╭─ TEXTO MOSTRADO

Ciertamente antes de las investigaciones de Arnaldo hubo voces críticas. Ahí está, por ejemplo, la excepcional Historia general de la Revolución Mexicana, de José C. Valadés. Daniel Cosío Villegas señaló que la revolución no podría cumplir sus propias metas, aunque hacía su crítica desde el liberalismo que se vivió en la República restaurada (1867-1877), un periodo, decía, de libertades, división de poderes, vigoroso debate y democracia política: Cosío hacía un vigoroso panegírico de la Constitución de 1857. Por el contrario, Narciso Bassols vio una revolución que no avanzaba como debía y que estaba siendo traicionada por los herederos de sus protagonistas. Dos obras críticas, anteriores al trabajo de Arnaldo, fueron: Alonso Aguilar, Dialéctica de la economía mexicana, y Pablo González Casanova, La democracia en México.

Una singularidad mexicana radica en que los intelectuales orgánicos lo fueron del poder constituido, porque los empresarios, hasta la mitad del siglo pasado, eran una clase exigua. Aún más, la ideología de la Revolución Mexicana, durante un buen tramo histórico, decía defender al pueblo, a los más necesitados, precisamente de los empresarios y capitalistas de todo tipo. A diferencia de Estados Unidos, donde los mayores héroes sociales, especialmente los self made men (qué tal Steve Jobs o Bill Gates), son precisamente los empresarios, para la ideología de la Revolución Mexicana fueron durante un lapso que quizá terminaba hacia los años cincuenta, los antihéroes por excelencia.

Arnaldo se dedicó, entre otras de sus tareas intelectuales, a explicar con detalle microscópico cómo se formó tal ideología, así como a desmontarla pieza a pieza en todo cuanto dijeron hasta los menos sobresalientes de esos ideólogos. Rigor, coherencia, complejidad y riqueza son adjetivos que van bien a esa árdua tarea de nuestro historiador, abogado, filósofo, politicólogo (él insistía en que así debía decirse).

Una de las mayores pasiones de Arnaldo fue el estudio sobre la formación del poder político en México y sus muchas singularidades en el contexto latinoamericano; y lo vinculó con lo que podría llamarse una teoría mexicana de la propiedad, surgida en la vóragine de los hechos revolucionarios. Para ese objetivo sus fuentes iniciales fueron especialmente Andrés Molina Enríquez y Luis Cabrera, pero quiso entender también hasta los últimos significados las tesis de Pastor Rouaix, Salvador Alvarado, Antonio Manero, José Diego Fernández, José Covarrubias, Fernando González Roa, Roque Estrada, Félix F. Palavicini, Carlos Trejo Lerdo de Tejada, sin dejar de oír las voces de los más importantes de los diputados al Congreso Constituyente (entre otros Machorro Narváez, Jara, Múgica) (véase La filosofía de la Revolución Mexicana, Coloquio Nacional de Filosofía, Morelia del 4 al 9 de septiembre de 1975).

╰─
╭─ LISTADO PROPORCIONADO

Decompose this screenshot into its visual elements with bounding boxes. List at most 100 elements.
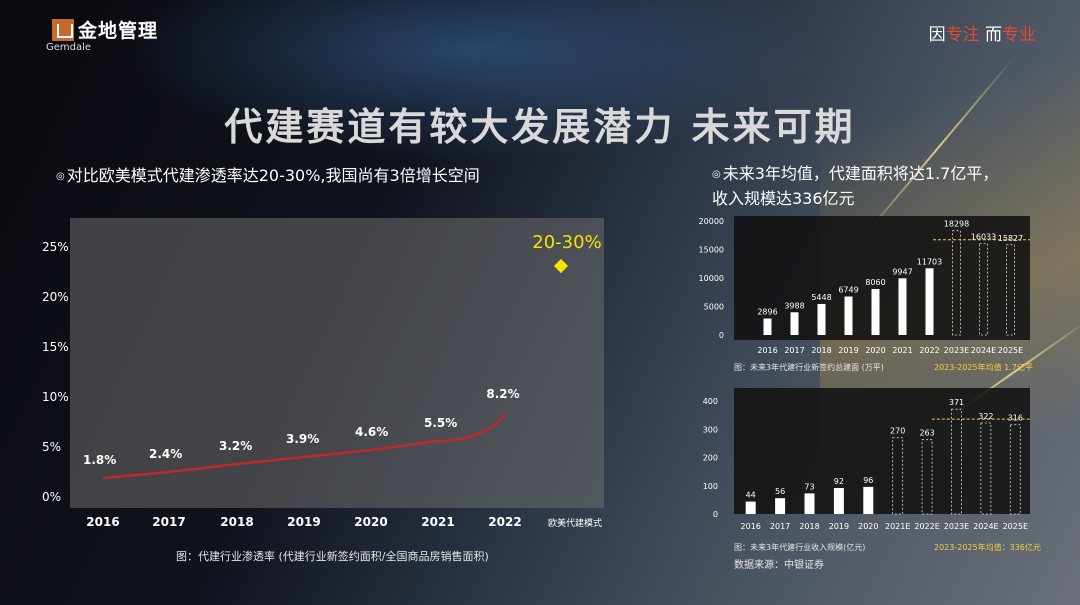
left-bullet: ◎ 对比欧美模式代建渗透率达20-30%,我国尚有3倍增长空间 <box>56 164 480 189</box>
data-label: 8060 <box>865 278 885 287</box>
bar <box>863 486 874 514</box>
highlight-point <box>553 258 569 274</box>
x-tick-label: 2022E <box>914 522 939 531</box>
x-tick-label: 2016 <box>757 346 777 355</box>
x-tick-label: 2016 <box>86 515 119 529</box>
x-tick-label: 欧美代建模式 <box>548 517 602 529</box>
page-title: 代建赛道有较大发展潜力 未来可期 <box>224 105 856 149</box>
forecast-bar <box>979 243 988 336</box>
forecast-bar <box>1009 424 1021 515</box>
data-source: 数据来源：中银证券 <box>734 560 824 571</box>
bar <box>804 493 815 514</box>
y-tick-label: 5% <box>42 440 61 454</box>
x-tick-label: 2018 <box>220 515 253 529</box>
forecast-bar <box>921 439 933 515</box>
bar <box>763 318 772 335</box>
left-bullet-text: 对比欧美模式代建渗透率达20-30%,我国尚有3倍增长空间 <box>66 166 480 185</box>
brand-logo: 金地管理 <box>52 16 158 43</box>
slogan-highlight: 专业 <box>1002 25 1036 45</box>
slogan-highlight: 专注 <box>945 25 980 45</box>
x-tick-label: 2016 <box>741 522 761 531</box>
bar <box>745 501 756 514</box>
right-bullet-line1: 未来3年均值，代建面积将达1.7亿平， <box>722 164 999 183</box>
y-tick-label: 200 <box>703 454 718 463</box>
data-label: 270 <box>890 427 905 436</box>
data-label: 5.5% <box>424 416 457 430</box>
x-tick-label: 2018 <box>811 346 831 355</box>
data-label: 1.8% <box>83 453 116 467</box>
right-bullet: ◎ 未来3年均值，代建面积将达1.7亿平， 收入规模达336亿元 <box>712 162 998 211</box>
y-tick-label: 10000 <box>699 274 724 283</box>
data-label: 6749 <box>838 286 858 295</box>
y-tick-label: 300 <box>703 425 718 434</box>
x-tick-label: 2024E <box>971 346 996 355</box>
plot-area <box>70 218 604 508</box>
left-chart-caption: 图：代建行业渗透率 (代建行业新签约面积/全国商品房销售面积) <box>176 550 489 563</box>
x-tick-label: 2024E <box>973 522 998 531</box>
y-tick-label: 15000 <box>699 246 724 255</box>
area-bar-chart: 0 5000 10000 15000 20000 2896 2016 3988 2017 5448… <box>699 216 1030 355</box>
y-tick-label: 0 <box>719 331 724 340</box>
x-tick-label: 2020 <box>354 515 387 529</box>
forecast-bar <box>951 408 962 515</box>
y-tick-label: 20% <box>42 290 69 304</box>
bullet-icon: ◎ <box>712 168 721 180</box>
data-label: 9947 <box>892 267 912 276</box>
data-label: 44 <box>746 491 756 500</box>
bottom-chart-caption: 图：未来3年代建行业收入规模(亿元) <box>734 543 866 552</box>
x-tick-label: 2021 <box>421 515 454 529</box>
data-label: 15827 <box>998 234 1023 243</box>
data-label: 92 <box>834 477 844 486</box>
data-label: 2896 <box>757 307 777 316</box>
data-label: 322 <box>978 412 993 421</box>
x-tick-label: 2019 <box>838 346 858 355</box>
y-tick-label: 20000 <box>699 217 724 226</box>
data-label: 4.6% <box>355 425 388 439</box>
penetration-line-chart: 0% 5% 10% 15% 20% 25% 2016 2017 2018 2019 2020 2021… <box>42 218 604 529</box>
x-tick-label: 2023E <box>944 522 969 531</box>
x-tick-label: 2021 <box>892 346 912 355</box>
bar <box>775 498 786 514</box>
data-label: 316 <box>1008 414 1023 423</box>
highlight-label: 20-30% <box>532 232 601 253</box>
data-label: 371 <box>949 398 964 407</box>
x-tick-label: 2022 <box>919 346 939 355</box>
data-label: 263 <box>919 429 934 438</box>
x-tick-label: 2021E <box>885 522 910 531</box>
data-label: 11703 <box>917 257 942 266</box>
x-tick-label: 2019 <box>287 515 320 529</box>
y-tick-label: 0% <box>42 490 61 504</box>
logo-icon <box>52 18 74 41</box>
bar <box>925 268 934 335</box>
bar <box>833 488 844 514</box>
data-label: 8.2% <box>486 387 519 401</box>
data-label: 73 <box>804 482 814 491</box>
x-tick-label: 2020 <box>858 522 878 531</box>
series-line <box>102 413 507 480</box>
forecast-bar <box>980 422 992 515</box>
y-tick-label: 10% <box>42 390 69 404</box>
forecast-bar <box>892 437 904 515</box>
y-tick-label: 400 <box>703 397 718 406</box>
bar <box>817 303 826 335</box>
data-label: 18298 <box>944 220 969 229</box>
y-tick-label: 0 <box>713 510 718 519</box>
y-tick-label: 15% <box>42 340 69 354</box>
y-tick-label: 100 <box>703 482 718 491</box>
data-label: 3.9% <box>286 432 319 446</box>
bullet-icon: ◎ <box>56 170 65 182</box>
data-label: 3988 <box>784 301 804 310</box>
plot-area <box>734 216 1030 340</box>
x-tick-label: 2020 <box>865 346 885 355</box>
slogan-prefix: 因 <box>928 25 946 45</box>
y-tick-label: 5000 <box>704 303 724 312</box>
top-chart-caption: 图：未来3年代建行业新签约总建面 (万平) <box>734 363 884 372</box>
data-label: 3.2% <box>219 439 252 453</box>
y-tick-label: 25% <box>42 240 69 254</box>
data-label: 5448 <box>811 293 831 302</box>
top-chart-average-caption: 2023-2025年均值 1.7亿平 <box>934 363 1033 372</box>
x-tick-label: 2019 <box>829 522 849 531</box>
x-tick-label: 2017 <box>770 522 790 531</box>
x-tick-label: 2022 <box>488 515 521 529</box>
slogan-mid: 而 <box>979 25 1002 45</box>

╰─

* [TAREAS PENDIENTES]
1 > En el texto sobre Arnaldo, ¿qué diputados al Congreso Constituyente aparecen nombrados entre paréntesis?
2 > Escribe lo que sigue al texto sobre Arnaldo y la ideología de la Revolución Mexicana, a partir de la última oración.
El listado no tiene ninguna relación con el texto.

* [RESPUESTAS]
1 > Machorro Narváez, Jara y Múgica.

2 >
Arnaldo quiso ir más allá y se propuso extender esa idea mexicana sobre la propiedad (especialmente la propiedad de la tierra) y buscó en las fuentes de Molina Enríquez y de Luis Cabrera. Al reunirse el constituyente para definir los artículos de alto contenido social –el 27 y el 123–, surgieron lúcidas ideas para consolidar un proyecto nacional en el que el pueblo mexicano fuera el verdadero dueño del territorio y de su contenido (las aguas, el subsuelo). Es a Molina Enríquez –invitado al Congreso–, a quien hay que atribuirle el concepto constitucional de la propiedad originaria que insertaron los constituyentes en la Carta Magna. Molina revirtió la tesis de los soberanos españoles: planteó que a la llegada de los conquistadores las naciones indígenas habían sido expropiadas para centralizar todo el territorio y su contenido en las personas de los reyes (no del reino). Fueron ellos, dice Molina, la fuente de la que derivó toda propiedad individual y común de la Nueva España. Al romperse los lazos coloniales, la soberanía sobre estos territorios que habían detentado los soberanos españoles, tendría que revertirse y, de ese modo en adelante recaería dicha soberanía en la nación, entendida como todos los mexicanos, representados por el Estado; tal tesis quedaría plasmada en el artículo 27 constitucional. La propiedad privada derivaría entonces de la soberanía sobre el territorio que de origen pertenecía a todos, a través de su representante el Estado mexicano. Aquí el derecho natural de propiedad no tenía lugar, el iusnaturalismo fue echado por la puerta de atrás del Congreso. Arnaldo recordaba que Kant, un siglo antes del Congreso Constituyente mexicano, decía que el legítimo dominio de los territorios en el mundo pertenecía a la humanidad.

No tengo espacio para examinar la otra cara de esa disposición constitucional, ni los argumentos de Arnaldo que ligan el artículo 27 (el 123 y otros) con la creación del poder omnímodo del poder político, específicamente, del Ejecutivo. Pero este poder quedaba obligado a usar esa disposición en beneficio del conjunto de los mexicanos. Ésta y otras disposiciones hicieron hablar a Rafael Galván del proyecto constitucional de desarrollo.

Pero llegó el neoliberalismo y barrió toda esa nuestra historia. Arnaldo merece una biografía de su trayectoria intelectual.